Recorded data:
========================================
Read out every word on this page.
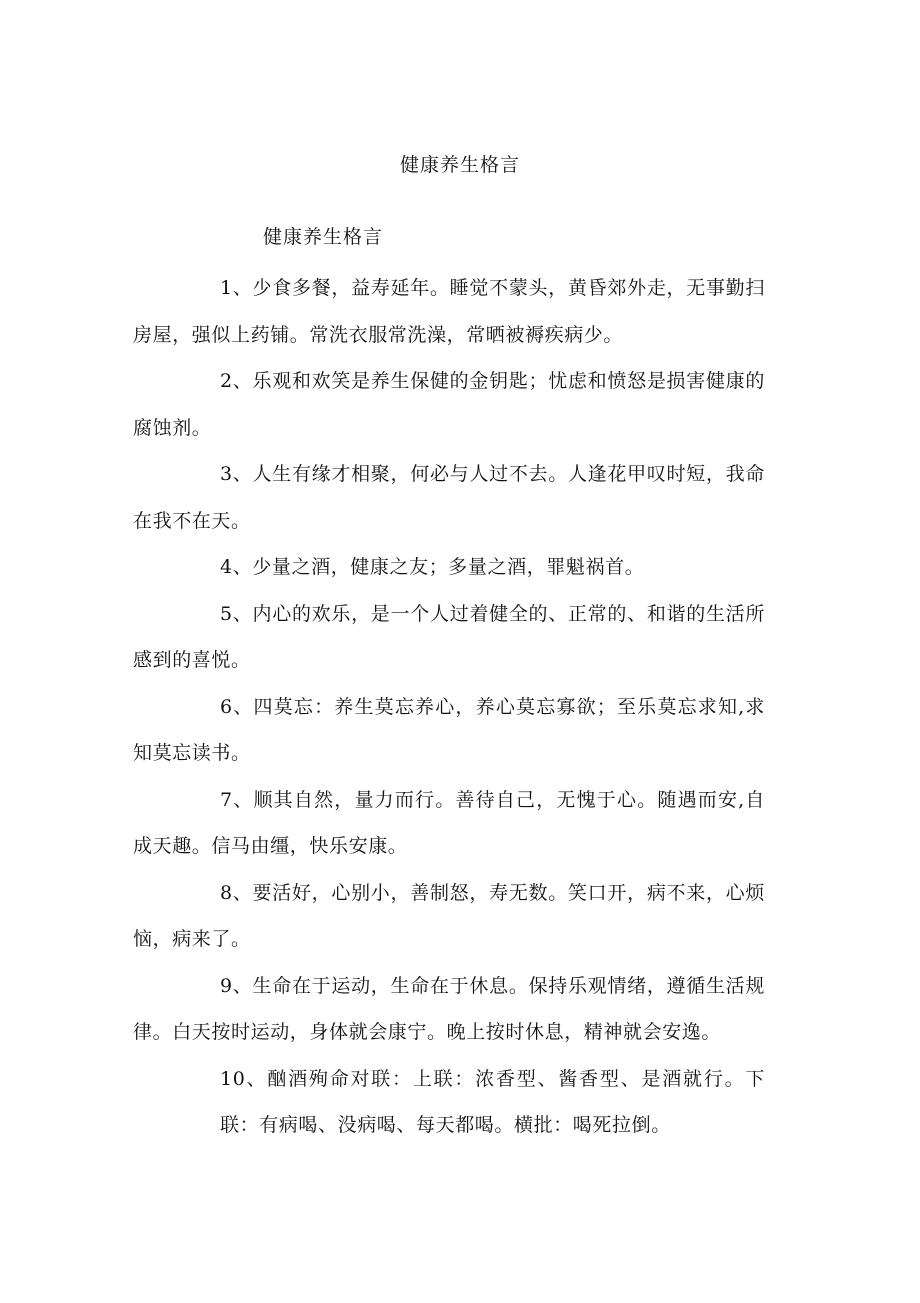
健康养生格言
健康养生格言

1、少食多餐，益寿延年。睡觉不蒙头，黄昏郊外走，无事勤扫房屋，强似上药铺。常洗衣服常洗澡，常晒被褥疾病少。

2、乐观和欢笑是养生保健的金钥匙；忧虑和愤怒是损害健康的腐蚀剂。

3、人生有缘才相聚，何必与人过不去。人逢花甲叹时短，我命在我不在天。

4、少量之酒，健康之友；多量之酒，罪魁祸首。

5、内心的欢乐，是一个人过着健全的、正常的、和谐的生活所感到的喜悦。

6、四莫忘：养生莫忘养心，养心莫忘寡欲；至乐莫忘求知,求知莫忘读书。

7、顺其自然，量力而行。善待自己，无愧于心。随遇而安,自成天趣。信马由缰，快乐安康。

8、要活好，心别小，善制怒，寿无数。笑口开，病不来，心烦恼，病来了。

9、生命在于运动，生命在于休息。保持乐观情绪，遵循生活规律。白天按时运动，身体就会康宁。晚上按时休息，精神就会安逸。

10、酗酒殉命对联：上联：浓香型、酱香型、是酒就行。下联：有病喝、没病喝、每天都喝。横批：喝死拉倒。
========================================
Task instructions: Transcribe every record above exactly, leaving out the pictures.

The answer:
Read out every word on this page.
健康养生格言
健康养生格言

1、少食多餐，益寿延年。睡觉不蒙头，黄昏郊外走，无事勤扫房屋，强似上药铺。常洗衣服常洗澡，常晒被褥疾病少。

2、乐观和欢笑是养生保健的金钥匙；忧虑和愤怒是损害健康的腐蚀剂。

3、人生有缘才相聚，何必与人过不去。人逢花甲叹时短，我命在我不在天。

4、少量之酒，健康之友；多量之酒，罪魁祸首。

5、内心的欢乐，是一个人过着健全的、正常的、和谐的生活所感到的喜悦。

6、四莫忘：养生莫忘养心，养心莫忘寡欲；至乐莫忘求知,求知莫忘读书。

7、顺其自然，量力而行。善待自己，无愧于心。随遇而安,自成天趣。信马由缰，快乐安康。

8、要活好，心别小，善制怒，寿无数。笑口开，病不来，心烦恼，病来了。

9、生命在于运动，生命在于休息。保持乐观情绪，遵循生活规律。白天按时运动，身体就会康宁。晚上按时休息，精神就会安逸。

10、酗酒殉命对联：上联：浓香型、酱香型、是酒就行。下联：有病喝、没病喝、每天都喝。横批：喝死拉倒。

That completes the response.